» PROBLEM TO SOLVE:
Take every line from the listing below that contains "name".
╭─ RECORDS SHOWN
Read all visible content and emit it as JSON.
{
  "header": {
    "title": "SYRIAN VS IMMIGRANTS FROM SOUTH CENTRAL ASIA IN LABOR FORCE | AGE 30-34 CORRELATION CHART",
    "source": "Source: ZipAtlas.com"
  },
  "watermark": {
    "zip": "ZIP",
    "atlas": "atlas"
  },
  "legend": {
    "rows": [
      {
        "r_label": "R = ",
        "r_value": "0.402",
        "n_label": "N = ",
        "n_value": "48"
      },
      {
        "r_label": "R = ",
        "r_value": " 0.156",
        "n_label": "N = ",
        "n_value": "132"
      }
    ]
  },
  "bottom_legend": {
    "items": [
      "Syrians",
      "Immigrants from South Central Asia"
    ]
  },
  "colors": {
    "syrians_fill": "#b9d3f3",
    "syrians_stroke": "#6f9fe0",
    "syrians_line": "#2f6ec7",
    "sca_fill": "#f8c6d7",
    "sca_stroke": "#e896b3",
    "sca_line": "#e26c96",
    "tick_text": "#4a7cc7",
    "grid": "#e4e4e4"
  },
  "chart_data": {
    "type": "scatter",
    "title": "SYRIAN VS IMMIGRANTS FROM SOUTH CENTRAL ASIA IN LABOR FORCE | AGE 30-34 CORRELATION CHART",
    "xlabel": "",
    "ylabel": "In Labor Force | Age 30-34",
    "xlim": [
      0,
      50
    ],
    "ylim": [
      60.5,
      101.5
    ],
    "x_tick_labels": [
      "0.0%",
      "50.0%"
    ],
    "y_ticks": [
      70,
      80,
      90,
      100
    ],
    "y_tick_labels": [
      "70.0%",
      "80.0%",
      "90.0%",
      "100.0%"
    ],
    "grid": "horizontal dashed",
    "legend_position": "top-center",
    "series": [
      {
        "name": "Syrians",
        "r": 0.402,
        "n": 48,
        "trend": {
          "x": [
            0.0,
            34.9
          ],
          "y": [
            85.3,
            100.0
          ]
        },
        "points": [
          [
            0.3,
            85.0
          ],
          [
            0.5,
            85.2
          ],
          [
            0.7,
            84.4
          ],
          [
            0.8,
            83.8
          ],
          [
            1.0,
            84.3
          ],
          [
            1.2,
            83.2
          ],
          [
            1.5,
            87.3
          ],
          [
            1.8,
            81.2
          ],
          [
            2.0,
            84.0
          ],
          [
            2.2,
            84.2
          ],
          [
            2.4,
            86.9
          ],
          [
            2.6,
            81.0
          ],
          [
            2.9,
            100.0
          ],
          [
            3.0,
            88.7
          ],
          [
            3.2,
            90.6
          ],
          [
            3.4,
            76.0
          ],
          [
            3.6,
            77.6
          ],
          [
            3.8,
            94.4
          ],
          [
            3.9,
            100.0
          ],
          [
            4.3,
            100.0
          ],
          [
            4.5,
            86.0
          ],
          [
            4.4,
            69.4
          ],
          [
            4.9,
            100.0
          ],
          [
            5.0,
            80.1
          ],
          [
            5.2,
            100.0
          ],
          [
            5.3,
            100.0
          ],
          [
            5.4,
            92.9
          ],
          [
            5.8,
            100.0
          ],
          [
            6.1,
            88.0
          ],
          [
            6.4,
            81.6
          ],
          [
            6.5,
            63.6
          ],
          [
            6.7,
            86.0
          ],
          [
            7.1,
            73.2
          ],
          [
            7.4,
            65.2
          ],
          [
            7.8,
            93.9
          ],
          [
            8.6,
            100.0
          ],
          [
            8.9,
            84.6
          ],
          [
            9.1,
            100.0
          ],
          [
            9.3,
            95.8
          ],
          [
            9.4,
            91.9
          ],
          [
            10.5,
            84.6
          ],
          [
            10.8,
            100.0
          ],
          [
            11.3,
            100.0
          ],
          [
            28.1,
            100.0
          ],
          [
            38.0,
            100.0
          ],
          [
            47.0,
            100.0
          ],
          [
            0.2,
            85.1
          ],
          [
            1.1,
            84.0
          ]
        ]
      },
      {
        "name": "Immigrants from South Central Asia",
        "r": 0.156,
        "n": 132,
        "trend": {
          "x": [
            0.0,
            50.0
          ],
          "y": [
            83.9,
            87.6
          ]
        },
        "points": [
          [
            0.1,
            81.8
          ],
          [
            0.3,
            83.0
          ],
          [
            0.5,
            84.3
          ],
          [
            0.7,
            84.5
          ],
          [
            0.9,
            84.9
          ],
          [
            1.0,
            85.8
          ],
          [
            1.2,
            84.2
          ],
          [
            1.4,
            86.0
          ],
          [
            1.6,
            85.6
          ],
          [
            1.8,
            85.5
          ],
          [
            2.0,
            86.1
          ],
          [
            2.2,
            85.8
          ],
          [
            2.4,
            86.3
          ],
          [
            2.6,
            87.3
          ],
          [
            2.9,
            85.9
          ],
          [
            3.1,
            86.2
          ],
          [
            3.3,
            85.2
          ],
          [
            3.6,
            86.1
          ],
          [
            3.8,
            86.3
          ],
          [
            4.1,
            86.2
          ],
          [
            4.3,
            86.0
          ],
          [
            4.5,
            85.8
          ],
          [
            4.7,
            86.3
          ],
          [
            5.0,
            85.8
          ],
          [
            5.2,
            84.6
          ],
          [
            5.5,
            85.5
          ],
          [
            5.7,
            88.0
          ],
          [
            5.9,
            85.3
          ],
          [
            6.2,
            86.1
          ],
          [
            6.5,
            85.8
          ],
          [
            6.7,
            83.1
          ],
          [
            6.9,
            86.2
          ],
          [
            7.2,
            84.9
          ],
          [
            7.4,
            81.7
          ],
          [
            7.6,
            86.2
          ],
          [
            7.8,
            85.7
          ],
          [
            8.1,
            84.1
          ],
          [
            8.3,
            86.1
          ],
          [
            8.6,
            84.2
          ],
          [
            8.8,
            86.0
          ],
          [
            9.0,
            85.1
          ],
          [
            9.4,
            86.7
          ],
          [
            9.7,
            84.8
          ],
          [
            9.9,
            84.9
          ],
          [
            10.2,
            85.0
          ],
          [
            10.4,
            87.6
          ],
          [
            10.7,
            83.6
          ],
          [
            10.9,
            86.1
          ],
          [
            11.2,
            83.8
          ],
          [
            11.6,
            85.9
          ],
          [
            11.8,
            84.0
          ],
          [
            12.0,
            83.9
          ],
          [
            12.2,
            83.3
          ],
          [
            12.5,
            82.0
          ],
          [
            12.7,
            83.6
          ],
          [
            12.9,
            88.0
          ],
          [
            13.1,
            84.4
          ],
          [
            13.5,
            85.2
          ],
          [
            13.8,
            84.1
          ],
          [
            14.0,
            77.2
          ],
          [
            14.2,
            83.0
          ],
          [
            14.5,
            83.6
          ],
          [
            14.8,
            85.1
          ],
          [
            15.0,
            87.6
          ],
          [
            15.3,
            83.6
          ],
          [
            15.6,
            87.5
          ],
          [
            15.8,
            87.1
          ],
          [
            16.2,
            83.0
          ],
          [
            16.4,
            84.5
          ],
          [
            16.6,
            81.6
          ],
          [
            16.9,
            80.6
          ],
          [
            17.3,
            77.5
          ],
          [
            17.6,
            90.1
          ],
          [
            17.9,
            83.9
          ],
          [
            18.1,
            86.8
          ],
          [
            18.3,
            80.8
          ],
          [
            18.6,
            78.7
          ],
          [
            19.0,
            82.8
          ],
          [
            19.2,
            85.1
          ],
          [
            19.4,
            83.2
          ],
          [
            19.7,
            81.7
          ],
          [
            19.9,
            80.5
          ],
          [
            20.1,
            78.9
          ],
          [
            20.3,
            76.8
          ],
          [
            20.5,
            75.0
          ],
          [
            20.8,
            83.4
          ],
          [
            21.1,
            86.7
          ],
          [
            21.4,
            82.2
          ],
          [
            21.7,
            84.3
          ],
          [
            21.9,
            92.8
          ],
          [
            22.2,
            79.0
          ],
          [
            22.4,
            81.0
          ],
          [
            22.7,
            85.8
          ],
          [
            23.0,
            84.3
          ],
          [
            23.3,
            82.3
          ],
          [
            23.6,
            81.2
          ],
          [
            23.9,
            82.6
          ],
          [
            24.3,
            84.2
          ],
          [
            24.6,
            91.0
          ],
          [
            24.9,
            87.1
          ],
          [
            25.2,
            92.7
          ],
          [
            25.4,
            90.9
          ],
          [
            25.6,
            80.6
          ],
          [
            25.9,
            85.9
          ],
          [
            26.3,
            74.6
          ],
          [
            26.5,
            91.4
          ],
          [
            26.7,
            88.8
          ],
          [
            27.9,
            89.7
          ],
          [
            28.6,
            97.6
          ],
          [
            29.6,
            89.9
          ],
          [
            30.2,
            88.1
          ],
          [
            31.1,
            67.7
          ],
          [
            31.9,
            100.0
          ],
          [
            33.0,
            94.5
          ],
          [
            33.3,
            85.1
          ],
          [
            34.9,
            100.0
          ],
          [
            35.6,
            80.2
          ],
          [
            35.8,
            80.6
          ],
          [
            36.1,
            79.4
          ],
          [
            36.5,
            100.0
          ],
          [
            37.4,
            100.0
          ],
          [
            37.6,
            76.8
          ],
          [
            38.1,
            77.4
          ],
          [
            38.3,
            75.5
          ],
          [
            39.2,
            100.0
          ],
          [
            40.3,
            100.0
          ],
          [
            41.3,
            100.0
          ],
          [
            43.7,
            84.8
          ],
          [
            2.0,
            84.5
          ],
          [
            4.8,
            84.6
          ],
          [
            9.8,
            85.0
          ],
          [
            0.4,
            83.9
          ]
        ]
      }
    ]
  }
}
╰─
» SOLUTION FOR THIS PROBLEM:
        "name": "Syrians",
        "name": "Immigrants from South Central Asia",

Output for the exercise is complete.